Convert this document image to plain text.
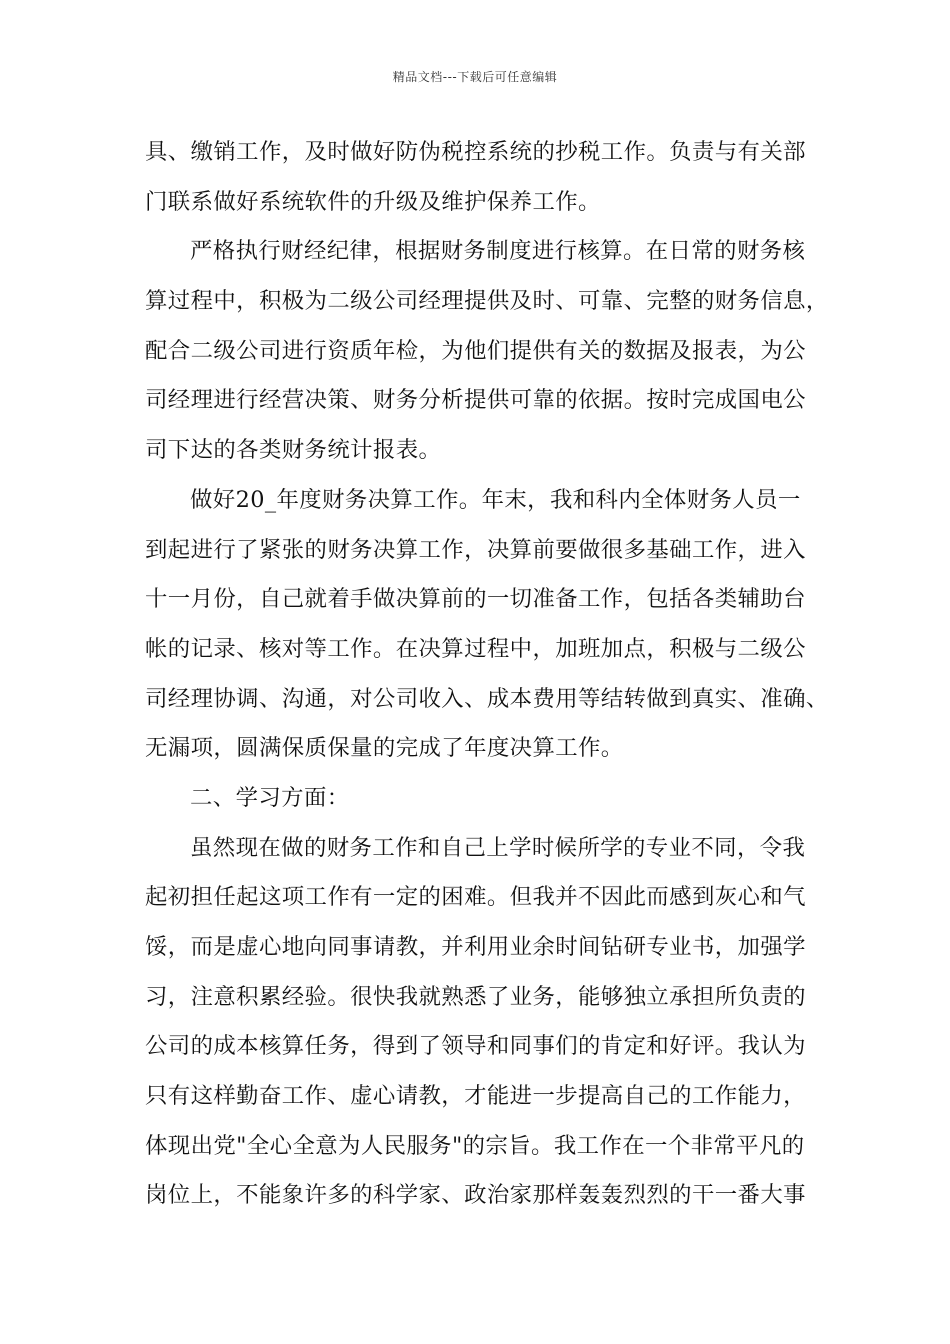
精品文档---下载后可任意编辑
具、缴销工作，及时做好防伪税控系统的抄税工作。负责与有关部
门联系做好系统软件的升级及维护保养工作。
严格执行财经纪律，根据财务制度进行核算。在日常的财务核
算过程中，积极为二级公司经理提供及时、可靠、完整的财务信息，
配合二级公司进行资质年检，为他们提供有关的数据及报表，为公
司经理进行经营决策、财务分析提供可靠的依据。按时完成国电公
司下达的各类财务统计报表。
做好20_年度财务决算工作。年末，我和科内全体财务人员一
到起进行了紧张的财务决算工作，决算前要做很多基础工作，进入
十一月份，自己就着手做决算前的一切准备工作，包括各类辅助台
帐的记录、核对等工作。在决算过程中，加班加点，积极与二级公
司经理协调、沟通，对公司收入、成本费用等结转做到真实、准确、
无漏项，圆满保质保量的完成了年度决算工作。
二、学习方面：
虽然现在做的财务工作和自己上学时候所学的专业不同，令我
起初担任起这项工作有一定的困难。但我并不因此而感到灰心和气
馁，而是虚心地向同事请教，并利用业余时间钻研专业书，加强学
习，注意积累经验。很快我就熟悉了业务，能够独立承担所负责的
公司的成本核算任务，得到了领导和同事们的肯定和好评。我认为
只有这样勤奋工作、虚心请教，才能进一步提高自己的工作能力，
体现出党"全心全意为人民服务"的宗旨。我工作在一个非常平凡的
岗位上，不能象许多的科学家、政治家那样轰轰烈烈的干一番大事
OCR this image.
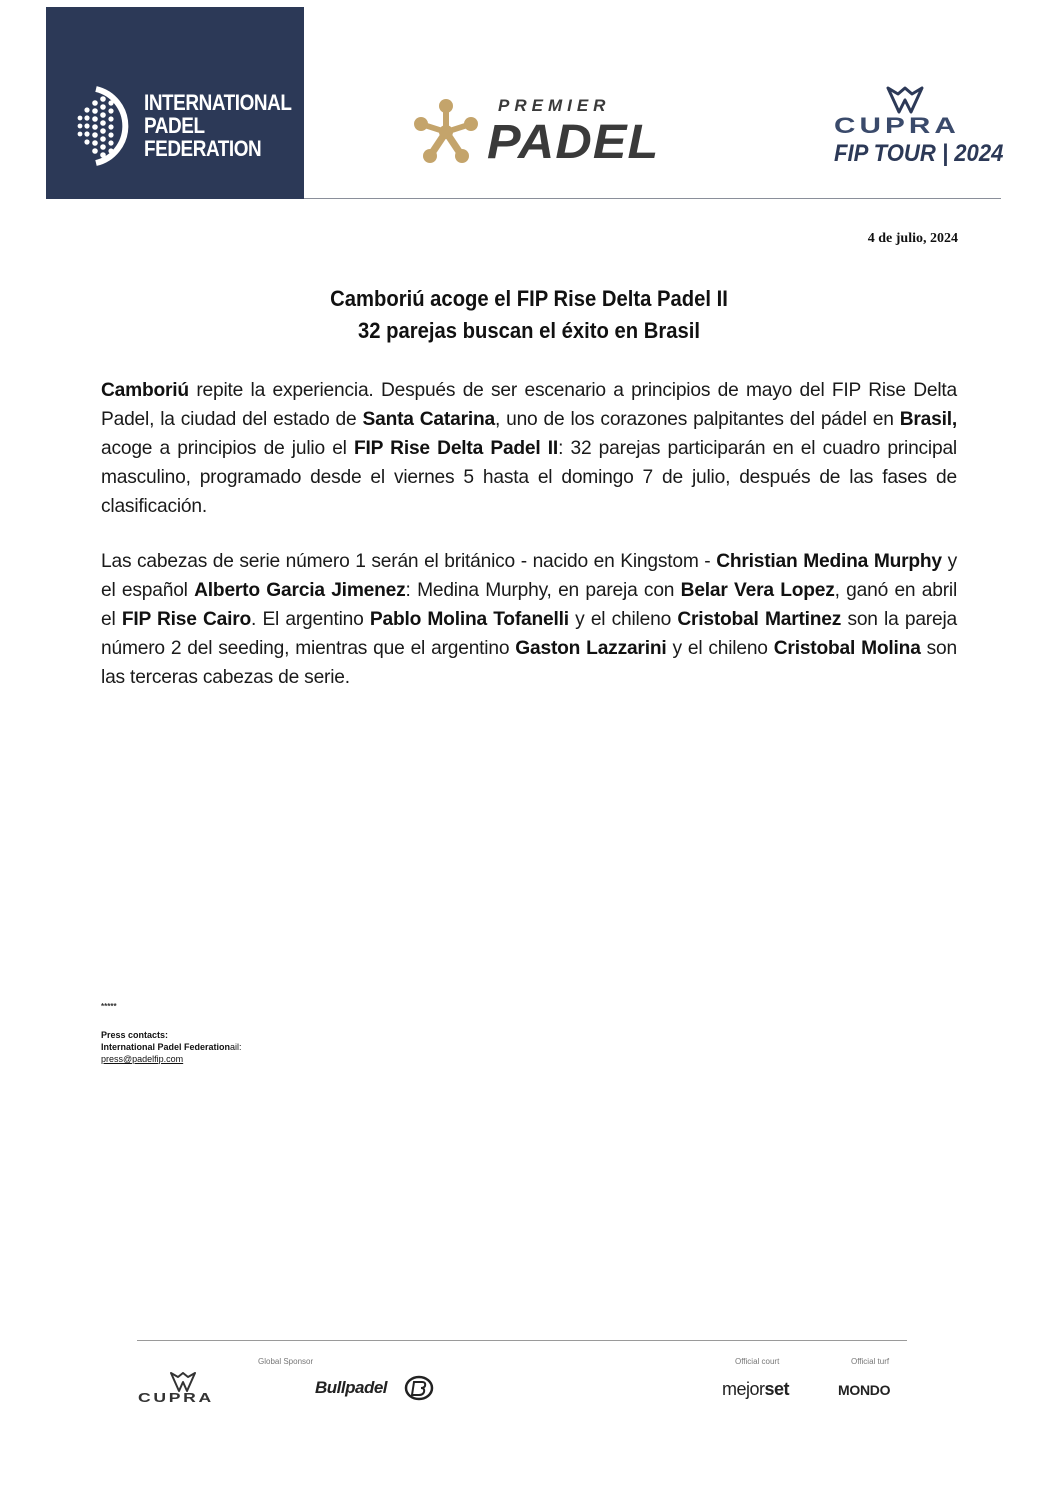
INTERNATIONAL
PADEL
FEDERATION
PREMIER
PADEL	CUPRA
FIP TOUR | 2024
4 de julio, 2024
Camboriú acoge el FIP Rise Delta Padel II
32 parejas buscan el éxito en Brasil

Camboriú repite la experiencia. Después de ser escenario a principios de mayo del FIP Rise Delta Padel, la ciudad del estado de Santa Catarina, uno de los corazones palpitantes del pádel en Brasil, acoge a principios de julio el FIP Rise Delta Padel II: 32 parejas participarán en el cuadro principal masculino, programado desde el viernes 5 hasta el domingo 7 de julio, después de las fases de clasificación.

Las cabezas de serie número 1 serán el británico - nacido en Kingstom - Christian Medina Murphy y el español Alberto Garcia Jimenez: Medina Murphy, en pareja con Belar Vera Lopez, ganó en abril el FIP Rise Cairo. El argentino Pablo Molina Tofanelli y el chileno Cristobal Martinez son la pareja número 2 del seeding, mientras que el argentino Gaston Lazzarini y el chileno Cristobal Molina son las terceras cabezas de serie.

*****
Press contacts:
International Padel Federationail:
press@padelfip.com
Global Sponsor	Official court	Official turf
CUPRA
Bullpadel	mejorset	MONDO
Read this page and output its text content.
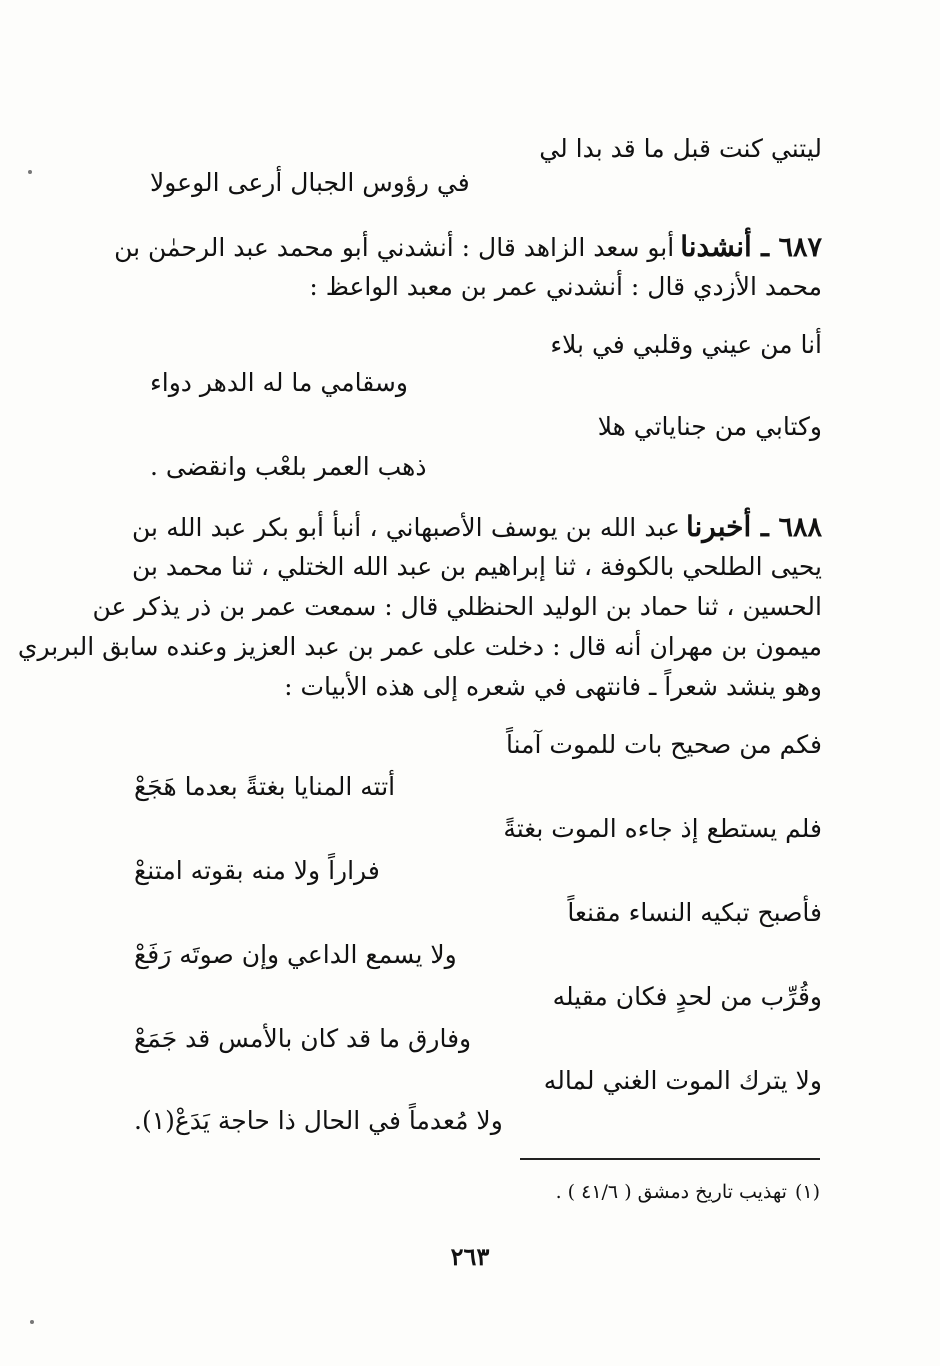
ليتني كنت قبل ما قد بدا لي
في رؤوس الجبال أرعى الوعولا
٦٨٧ ـ أنشدناأبو سعد الزاهد قال : أنشدني أبو محمد عبد الرحمٰن بن
محمد الأزدي قال : أنشدني عمر بن معبد الواعظ :
أنا من عيني وقلبي في بلاء
وسقامي ما له الدهر دواء
وكتابي من جناياتي هلا
ذهب العمر بلعْب وانقضى .
٦٨٨ ـ أخبرناعبد الله بن يوسف الأصبهاني ، أنبأ أبو بكر عبد الله بن
يحيى الطلحي بالكوفة ، ثنا إبراهيم بن عبد الله الختلي ، ثنا محمد بن
الحسين ، ثنا حماد بن الوليد الحنظلي قال : سمعت عمر بن ذر يذكر عن
ميمون بن مهران أنه قال : دخلت على عمر بن عبد العزيز وعنده سابق البربري
وهو ينشد شعراً ـ فانتهى في شعره إلى هذه الأبيات :
فكم من صحيح بات للموت آمناً
أتته المنايا بغتةً بعدما هَجَعْ
فلم يستطع إذ جاءه الموت بغتةً
فراراً ولا منه بقوته امتنعْ
فأصبح تبكيه النساء مقنعاً
ولا يسمع الداعي وإن صوتَه رَفَعْ
وقُرِّب من لحدٍ فكان مقيله
وفارق ما قد كان بالأمس قد جَمَعْ
ولا يترك الموت الغني لماله
ولا مُعدماً في الحال ذا حاجة يَدَعْ(١).
(١)تهذيب تاريخ دمشق ( ٤١/٦ ) .
٢٦٣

AIM OF THE EXERCISE: Repeat everything in the records precisely. Images are excluded from the copy.

TASK SOLUTION:
Convert this document image to plain text.
精品文档---下载后可任意编辑
具、缴销工作，及时做好防伪税控系统的抄税工作。负责与有关部
门联系做好系统软件的升级及维护保养工作。
严格执行财经纪律，根据财务制度进行核算。在日常的财务核
算过程中，积极为二级公司经理提供及时、可靠、完整的财务信息，
配合二级公司进行资质年检，为他们提供有关的数据及报表，为公
司经理进行经营决策、财务分析提供可靠的依据。按时完成国电公
司下达的各类财务统计报表。
做好20_年度财务决算工作。年末，我和科内全体财务人员一
到起进行了紧张的财务决算工作，决算前要做很多基础工作，进入
十一月份，自己就着手做决算前的一切准备工作，包括各类辅助台
帐的记录、核对等工作。在决算过程中，加班加点，积极与二级公
司经理协调、沟通，对公司收入、成本费用等结转做到真实、准确、
无漏项，圆满保质保量的完成了年度决算工作。
二、学习方面：
虽然现在做的财务工作和自己上学时候所学的专业不同，令我
起初担任起这项工作有一定的困难。但我并不因此而感到灰心和气
馁，而是虚心地向同事请教，并利用业余时间钻研专业书，加强学
习，注意积累经验。很快我就熟悉了业务，能够独立承担所负责的
公司的成本核算任务，得到了领导和同事们的肯定和好评。我认为
只有这样勤奋工作、虚心请教，才能进一步提高自己的工作能力，
体现出党"全心全意为人民服务"的宗旨。我工作在一个非常平凡的
岗位上，不能象许多的科学家、政治家那样轰轰烈烈的干一番大事
OCR this image.
INTERNATIONAL
PADEL
FEDERATION
PREMIER
PADEL	CUPRA
FIP TOUR | 2024
4 de julio, 2024
Camboriú acoge el FIP Rise Delta Padel II
32 parejas buscan el éxito en Brasil

Camboriú repite la experiencia. Después de ser escenario a principios de mayo del FIP Rise Delta Padel, la ciudad del estado de Santa Catarina, uno de los corazones palpitantes del pádel en Brasil, acoge a principios de julio el FIP Rise Delta Padel II: 32 parejas participarán en el cuadro principal masculino, programado desde el viernes 5 hasta el domingo 7 de julio, después de las fases de clasificación.

Las cabezas de serie número 1 serán el británico - nacido en Kingstom - Christian Medina Murphy y el español Alberto Garcia Jimenez: Medina Murphy, en pareja con Belar Vera Lopez, ganó en abril el FIP Rise Cairo. El argentino Pablo Molina Tofanelli y el chileno Cristobal Martinez son la pareja número 2 del seeding, mientras que el argentino Gaston Lazzarini y el chileno Cristobal Molina son las terceras cabezas de serie.

*****
Press contacts:
International Padel Federationail:
press@padelfip.com
Global Sponsor	Official court	Official turf
CUPRA
Bullpadel	mejorset	MONDO
Read this page and output its text content.
ليتني كنت قبل ما قد بدا لي
في رؤوس الجبال أرعى الوعولا
٦٨٧ ـ أنشدناأبو سعد الزاهد قال : أنشدني أبو محمد عبد الرحمٰن بن
محمد الأزدي قال : أنشدني عمر بن معبد الواعظ :
أنا من عيني وقلبي في بلاء
وسقامي ما له الدهر دواء
وكتابي من جناياتي هلا
ذهب العمر بلعْب وانقضى .
٦٨٨ ـ أخبرناعبد الله بن يوسف الأصبهاني ، أنبأ أبو بكر عبد الله بن
يحيى الطلحي بالكوفة ، ثنا إبراهيم بن عبد الله الختلي ، ثنا محمد بن
الحسين ، ثنا حماد بن الوليد الحنظلي قال : سمعت عمر بن ذر يذكر عن
ميمون بن مهران أنه قال : دخلت على عمر بن عبد العزيز وعنده سابق البربري
وهو ينشد شعراً ـ فانتهى في شعره إلى هذه الأبيات :
فكم من صحيح بات للموت آمناً
أتته المنايا بغتةً بعدما هَجَعْ
فلم يستطع إذ جاءه الموت بغتةً
فراراً ولا منه بقوته امتنعْ
فأصبح تبكيه النساء مقنعاً
ولا يسمع الداعي وإن صوتَه رَفَعْ
وقُرِّب من لحدٍ فكان مقيله
وفارق ما قد كان بالأمس قد جَمَعْ
ولا يترك الموت الغني لماله
ولا مُعدماً في الحال ذا حاجة يَدَعْ(١).
(١)تهذيب تاريخ دمشق ( ٤١/٦ ) .
٢٦٣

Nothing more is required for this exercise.